MATERIALS PROVIDED:

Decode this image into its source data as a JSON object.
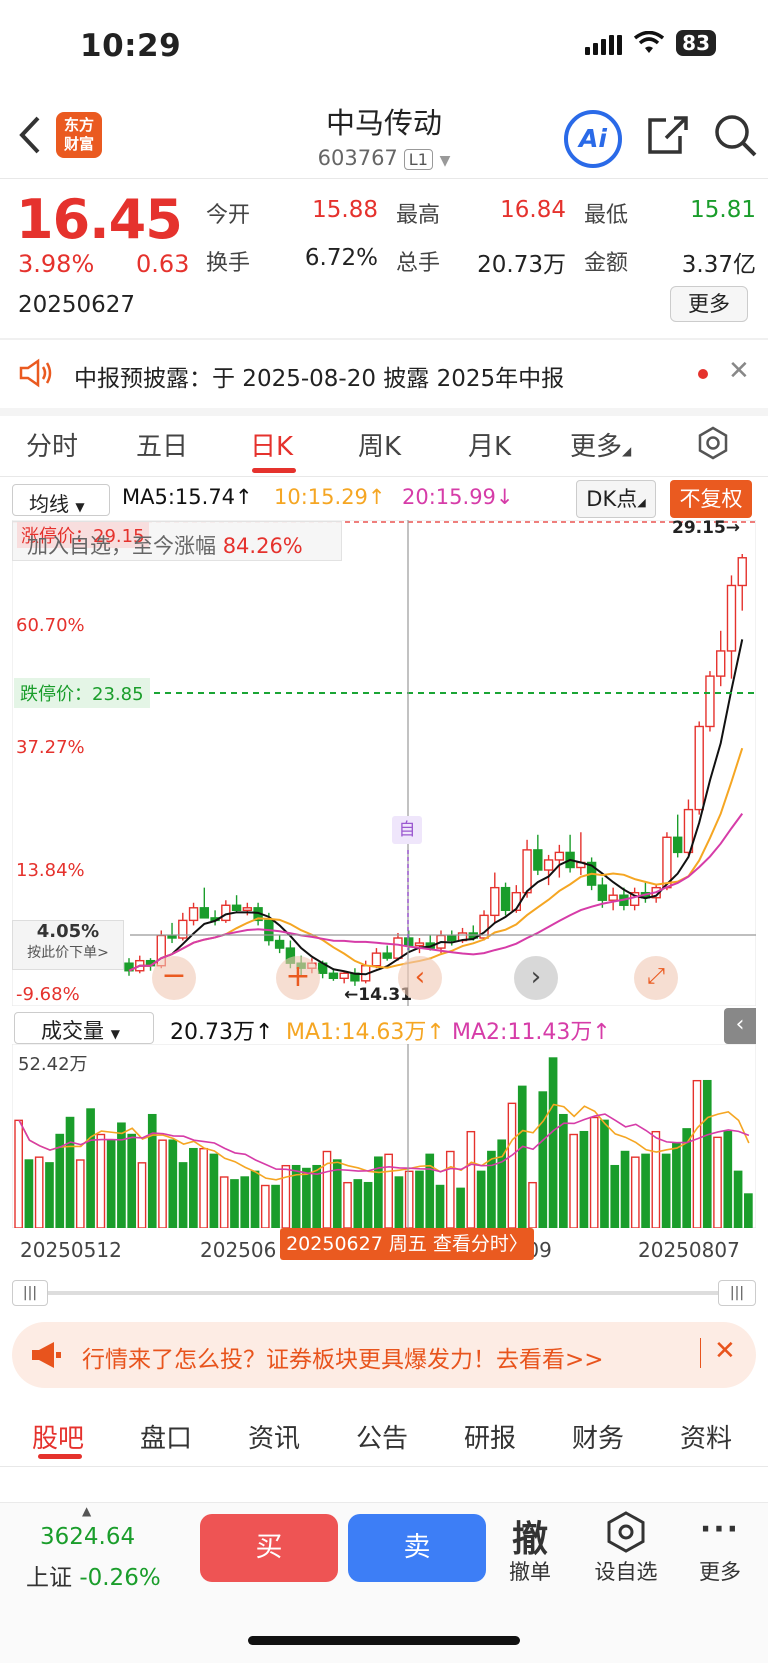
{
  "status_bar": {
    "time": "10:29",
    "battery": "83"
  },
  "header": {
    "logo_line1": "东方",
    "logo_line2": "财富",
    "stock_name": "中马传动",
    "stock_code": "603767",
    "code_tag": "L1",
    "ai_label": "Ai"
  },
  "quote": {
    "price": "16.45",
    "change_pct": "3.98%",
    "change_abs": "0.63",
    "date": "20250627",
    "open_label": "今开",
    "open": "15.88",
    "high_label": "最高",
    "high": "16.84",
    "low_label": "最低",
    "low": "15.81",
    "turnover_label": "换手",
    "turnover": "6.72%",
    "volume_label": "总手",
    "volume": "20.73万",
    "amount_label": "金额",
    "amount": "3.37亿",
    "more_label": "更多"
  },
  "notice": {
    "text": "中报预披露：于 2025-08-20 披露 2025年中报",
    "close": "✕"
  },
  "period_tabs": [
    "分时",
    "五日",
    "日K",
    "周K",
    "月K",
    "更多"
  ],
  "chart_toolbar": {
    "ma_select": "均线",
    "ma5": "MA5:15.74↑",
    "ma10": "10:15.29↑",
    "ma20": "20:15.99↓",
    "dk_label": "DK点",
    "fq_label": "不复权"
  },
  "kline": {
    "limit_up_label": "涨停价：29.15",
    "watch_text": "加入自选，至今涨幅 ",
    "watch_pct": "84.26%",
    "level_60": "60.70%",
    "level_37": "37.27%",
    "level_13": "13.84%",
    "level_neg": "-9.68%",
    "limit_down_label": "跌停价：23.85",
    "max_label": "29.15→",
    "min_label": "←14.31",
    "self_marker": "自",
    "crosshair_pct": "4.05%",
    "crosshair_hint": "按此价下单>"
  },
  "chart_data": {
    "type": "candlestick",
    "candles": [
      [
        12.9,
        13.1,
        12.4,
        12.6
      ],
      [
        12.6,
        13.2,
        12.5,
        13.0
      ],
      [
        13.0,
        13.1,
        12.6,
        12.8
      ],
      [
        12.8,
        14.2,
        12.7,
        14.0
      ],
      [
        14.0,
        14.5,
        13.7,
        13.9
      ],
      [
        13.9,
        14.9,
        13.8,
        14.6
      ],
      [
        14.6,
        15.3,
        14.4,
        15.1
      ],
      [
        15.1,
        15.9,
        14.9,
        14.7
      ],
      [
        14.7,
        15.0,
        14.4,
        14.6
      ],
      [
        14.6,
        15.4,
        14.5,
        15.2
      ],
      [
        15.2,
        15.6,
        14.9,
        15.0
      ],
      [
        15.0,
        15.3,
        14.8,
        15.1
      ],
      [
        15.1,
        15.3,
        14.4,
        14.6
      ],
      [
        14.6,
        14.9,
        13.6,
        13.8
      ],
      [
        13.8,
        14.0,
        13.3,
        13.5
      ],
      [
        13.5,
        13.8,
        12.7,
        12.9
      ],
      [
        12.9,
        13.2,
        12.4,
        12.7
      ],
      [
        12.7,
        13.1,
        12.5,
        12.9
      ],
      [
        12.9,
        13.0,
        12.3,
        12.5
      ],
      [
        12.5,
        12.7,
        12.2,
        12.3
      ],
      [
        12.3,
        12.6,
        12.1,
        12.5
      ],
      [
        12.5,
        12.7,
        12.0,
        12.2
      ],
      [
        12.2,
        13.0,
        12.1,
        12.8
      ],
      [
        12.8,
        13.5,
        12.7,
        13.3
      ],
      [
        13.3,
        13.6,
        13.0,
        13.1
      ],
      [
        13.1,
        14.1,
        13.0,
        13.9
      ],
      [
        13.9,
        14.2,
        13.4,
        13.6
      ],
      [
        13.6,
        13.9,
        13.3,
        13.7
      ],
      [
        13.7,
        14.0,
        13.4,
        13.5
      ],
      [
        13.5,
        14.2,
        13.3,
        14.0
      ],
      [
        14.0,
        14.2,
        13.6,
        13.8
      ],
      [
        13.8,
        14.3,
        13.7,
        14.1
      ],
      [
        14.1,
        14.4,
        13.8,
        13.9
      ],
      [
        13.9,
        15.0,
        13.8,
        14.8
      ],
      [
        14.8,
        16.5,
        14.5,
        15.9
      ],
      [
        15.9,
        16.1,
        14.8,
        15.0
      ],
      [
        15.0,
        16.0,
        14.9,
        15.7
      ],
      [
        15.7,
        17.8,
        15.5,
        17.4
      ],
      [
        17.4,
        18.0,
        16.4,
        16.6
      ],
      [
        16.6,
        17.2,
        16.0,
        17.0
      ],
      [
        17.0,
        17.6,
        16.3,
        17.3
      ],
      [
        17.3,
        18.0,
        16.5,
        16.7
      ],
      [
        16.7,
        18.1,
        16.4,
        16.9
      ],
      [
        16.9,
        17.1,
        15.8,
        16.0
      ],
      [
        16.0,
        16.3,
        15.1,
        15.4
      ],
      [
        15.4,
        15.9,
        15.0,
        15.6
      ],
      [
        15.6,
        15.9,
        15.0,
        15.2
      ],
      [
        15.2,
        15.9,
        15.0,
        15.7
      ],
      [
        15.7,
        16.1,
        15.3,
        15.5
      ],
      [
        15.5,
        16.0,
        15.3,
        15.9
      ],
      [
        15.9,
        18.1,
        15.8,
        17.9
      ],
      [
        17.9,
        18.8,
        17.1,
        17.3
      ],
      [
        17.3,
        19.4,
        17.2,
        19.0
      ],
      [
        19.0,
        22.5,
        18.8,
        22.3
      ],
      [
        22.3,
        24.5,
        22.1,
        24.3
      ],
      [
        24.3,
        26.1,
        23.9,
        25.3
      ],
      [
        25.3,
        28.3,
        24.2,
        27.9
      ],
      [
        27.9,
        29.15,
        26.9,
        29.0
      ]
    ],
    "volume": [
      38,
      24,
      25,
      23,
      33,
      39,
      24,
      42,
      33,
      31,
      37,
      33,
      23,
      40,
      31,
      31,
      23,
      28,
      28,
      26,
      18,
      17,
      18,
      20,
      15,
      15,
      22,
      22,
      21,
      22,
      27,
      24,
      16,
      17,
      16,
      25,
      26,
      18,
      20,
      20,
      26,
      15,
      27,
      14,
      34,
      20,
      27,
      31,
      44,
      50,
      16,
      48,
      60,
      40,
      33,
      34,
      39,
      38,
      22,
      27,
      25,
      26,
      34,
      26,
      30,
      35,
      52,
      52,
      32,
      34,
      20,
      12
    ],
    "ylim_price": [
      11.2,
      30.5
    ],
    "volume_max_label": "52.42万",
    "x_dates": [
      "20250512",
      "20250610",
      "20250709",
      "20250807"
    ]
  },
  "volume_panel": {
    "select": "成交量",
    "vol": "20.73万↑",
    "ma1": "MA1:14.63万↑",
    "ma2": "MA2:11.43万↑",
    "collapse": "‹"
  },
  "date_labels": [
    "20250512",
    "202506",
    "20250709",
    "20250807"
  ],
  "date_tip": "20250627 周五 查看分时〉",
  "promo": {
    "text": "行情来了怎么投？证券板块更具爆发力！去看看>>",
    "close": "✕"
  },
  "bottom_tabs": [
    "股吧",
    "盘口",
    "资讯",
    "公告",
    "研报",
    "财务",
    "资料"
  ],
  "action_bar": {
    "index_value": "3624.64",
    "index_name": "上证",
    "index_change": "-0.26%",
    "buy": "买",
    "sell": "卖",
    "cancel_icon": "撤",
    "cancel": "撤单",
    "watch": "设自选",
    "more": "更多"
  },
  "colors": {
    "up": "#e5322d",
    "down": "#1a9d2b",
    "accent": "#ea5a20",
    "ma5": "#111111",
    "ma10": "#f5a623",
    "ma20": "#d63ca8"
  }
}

TASK REQUIREMENTS:
Every record above should be written out again without change, except that the pictures are left out.

RESULT:
Decode this image into its source data as a JSON object.
{
  "status_bar": {
    "time": "10:29",
    "battery": "83"
  },
  "header": {
    "logo_line1": "东方",
    "logo_line2": "财富",
    "stock_name": "中马传动",
    "stock_code": "603767",
    "code_tag": "L1",
    "ai_label": "Ai"
  },
  "quote": {
    "price": "16.45",
    "change_pct": "3.98%",
    "change_abs": "0.63",
    "date": "20250627",
    "open_label": "今开",
    "open": "15.88",
    "high_label": "最高",
    "high": "16.84",
    "low_label": "最低",
    "low": "15.81",
    "turnover_label": "换手",
    "turnover": "6.72%",
    "volume_label": "总手",
    "volume": "20.73万",
    "amount_label": "金额",
    "amount": "3.37亿",
    "more_label": "更多"
  },
  "notice": {
    "text": "中报预披露：于 2025-08-20 披露 2025年中报",
    "close": "✕"
  },
  "period_tabs": [
    "分时",
    "五日",
    "日K",
    "周K",
    "月K",
    "更多"
  ],
  "chart_toolbar": {
    "ma_select": "均线",
    "ma5": "MA5:15.74↑",
    "ma10": "10:15.29↑",
    "ma20": "20:15.99↓",
    "dk_label": "DK点",
    "fq_label": "不复权"
  },
  "kline": {
    "limit_up_label": "涨停价：29.15",
    "watch_text": "加入自选，至今涨幅 ",
    "watch_pct": "84.26%",
    "level_60": "60.70%",
    "level_37": "37.27%",
    "level_13": "13.84%",
    "level_neg": "-9.68%",
    "limit_down_label": "跌停价：23.85",
    "max_label": "29.15→",
    "min_label": "←14.31",
    "self_marker": "自",
    "crosshair_pct": "4.05%",
    "crosshair_hint": "按此价下单>"
  },
  "chart_data": {
    "type": "candlestick",
    "candles": [
      [
        12.9,
        13.1,
        12.4,
        12.6
      ],
      [
        12.6,
        13.2,
        12.5,
        13.0
      ],
      [
        13.0,
        13.1,
        12.6,
        12.8
      ],
      [
        12.8,
        14.2,
        12.7,
        14.0
      ],
      [
        14.0,
        14.5,
        13.7,
        13.9
      ],
      [
        13.9,
        14.9,
        13.8,
        14.6
      ],
      [
        14.6,
        15.3,
        14.4,
        15.1
      ],
      [
        15.1,
        15.9,
        14.9,
        14.7
      ],
      [
        14.7,
        15.0,
        14.4,
        14.6
      ],
      [
        14.6,
        15.4,
        14.5,
        15.2
      ],
      [
        15.2,
        15.6,
        14.9,
        15.0
      ],
      [
        15.0,
        15.3,
        14.8,
        15.1
      ],
      [
        15.1,
        15.3,
        14.4,
        14.6
      ],
      [
        14.6,
        14.9,
        13.6,
        13.8
      ],
      [
        13.8,
        14.0,
        13.3,
        13.5
      ],
      [
        13.5,
        13.8,
        12.7,
        12.9
      ],
      [
        12.9,
        13.2,
        12.4,
        12.7
      ],
      [
        12.7,
        13.1,
        12.5,
        12.9
      ],
      [
        12.9,
        13.0,
        12.3,
        12.5
      ],
      [
        12.5,
        12.7,
        12.2,
        12.3
      ],
      [
        12.3,
        12.6,
        12.1,
        12.5
      ],
      [
        12.5,
        12.7,
        12.0,
        12.2
      ],
      [
        12.2,
        13.0,
        12.1,
        12.8
      ],
      [
        12.8,
        13.5,
        12.7,
        13.3
      ],
      [
        13.3,
        13.6,
        13.0,
        13.1
      ],
      [
        13.1,
        14.1,
        13.0,
        13.9
      ],
      [
        13.9,
        14.2,
        13.4,
        13.6
      ],
      [
        13.6,
        13.9,
        13.3,
        13.7
      ],
      [
        13.7,
        14.0,
        13.4,
        13.5
      ],
      [
        13.5,
        14.2,
        13.3,
        14.0
      ],
      [
        14.0,
        14.2,
        13.6,
        13.8
      ],
      [
        13.8,
        14.3,
        13.7,
        14.1
      ],
      [
        14.1,
        14.4,
        13.8,
        13.9
      ],
      [
        13.9,
        15.0,
        13.8,
        14.8
      ],
      [
        14.8,
        16.5,
        14.5,
        15.9
      ],
      [
        15.9,
        16.1,
        14.8,
        15.0
      ],
      [
        15.0,
        16.0,
        14.9,
        15.7
      ],
      [
        15.7,
        17.8,
        15.5,
        17.4
      ],
      [
        17.4,
        18.0,
        16.4,
        16.6
      ],
      [
        16.6,
        17.2,
        16.0,
        17.0
      ],
      [
        17.0,
        17.6,
        16.3,
        17.3
      ],
      [
        17.3,
        18.0,
        16.5,
        16.7
      ],
      [
        16.7,
        18.1,
        16.4,
        16.9
      ],
      [
        16.9,
        17.1,
        15.8,
        16.0
      ],
      [
        16.0,
        16.3,
        15.1,
        15.4
      ],
      [
        15.4,
        15.9,
        15.0,
        15.6
      ],
      [
        15.6,
        15.9,
        15.0,
        15.2
      ],
      [
        15.2,
        15.9,
        15.0,
        15.7
      ],
      [
        15.7,
        16.1,
        15.3,
        15.5
      ],
      [
        15.5,
        16.0,
        15.3,
        15.9
      ],
      [
        15.9,
        18.1,
        15.8,
        17.9
      ],
      [
        17.9,
        18.8,
        17.1,
        17.3
      ],
      [
        17.3,
        19.4,
        17.2,
        19.0
      ],
      [
        19.0,
        22.5,
        18.8,
        22.3
      ],
      [
        22.3,
        24.5,
        22.1,
        24.3
      ],
      [
        24.3,
        26.1,
        23.9,
        25.3
      ],
      [
        25.3,
        28.3,
        24.2,
        27.9
      ],
      [
        27.9,
        29.15,
        26.9,
        29.0
      ]
    ],
    "volume": [
      38,
      24,
      25,
      23,
      33,
      39,
      24,
      42,
      33,
      31,
      37,
      33,
      23,
      40,
      31,
      31,
      23,
      28,
      28,
      26,
      18,
      17,
      18,
      20,
      15,
      15,
      22,
      22,
      21,
      22,
      27,
      24,
      16,
      17,
      16,
      25,
      26,
      18,
      20,
      20,
      26,
      15,
      27,
      14,
      34,
      20,
      27,
      31,
      44,
      50,
      16,
      48,
      60,
      40,
      33,
      34,
      39,
      38,
      22,
      27,
      25,
      26,
      34,
      26,
      30,
      35,
      52,
      52,
      32,
      34,
      20,
      12
    ],
    "ylim_price": [
      11.2,
      30.5
    ],
    "volume_max_label": "52.42万",
    "x_dates": [
      "20250512",
      "20250610",
      "20250709",
      "20250807"
    ]
  },
  "volume_panel": {
    "select": "成交量",
    "vol": "20.73万↑",
    "ma1": "MA1:14.63万↑",
    "ma2": "MA2:11.43万↑",
    "collapse": "‹"
  },
  "date_labels": [
    "20250512",
    "202506",
    "20250709",
    "20250807"
  ],
  "date_tip": "20250627 周五 查看分时〉",
  "promo": {
    "text": "行情来了怎么投？证券板块更具爆发力！去看看>>",
    "close": "✕"
  },
  "bottom_tabs": [
    "股吧",
    "盘口",
    "资讯",
    "公告",
    "研报",
    "财务",
    "资料"
  ],
  "action_bar": {
    "index_value": "3624.64",
    "index_name": "上证",
    "index_change": "-0.26%",
    "buy": "买",
    "sell": "卖",
    "cancel_icon": "撤",
    "cancel": "撤单",
    "watch": "设自选",
    "more": "更多"
  },
  "colors": {
    "up": "#e5322d",
    "down": "#1a9d2b",
    "accent": "#ea5a20",
    "ma5": "#111111",
    "ma10": "#f5a623",
    "ma20": "#d63ca8"
  }
}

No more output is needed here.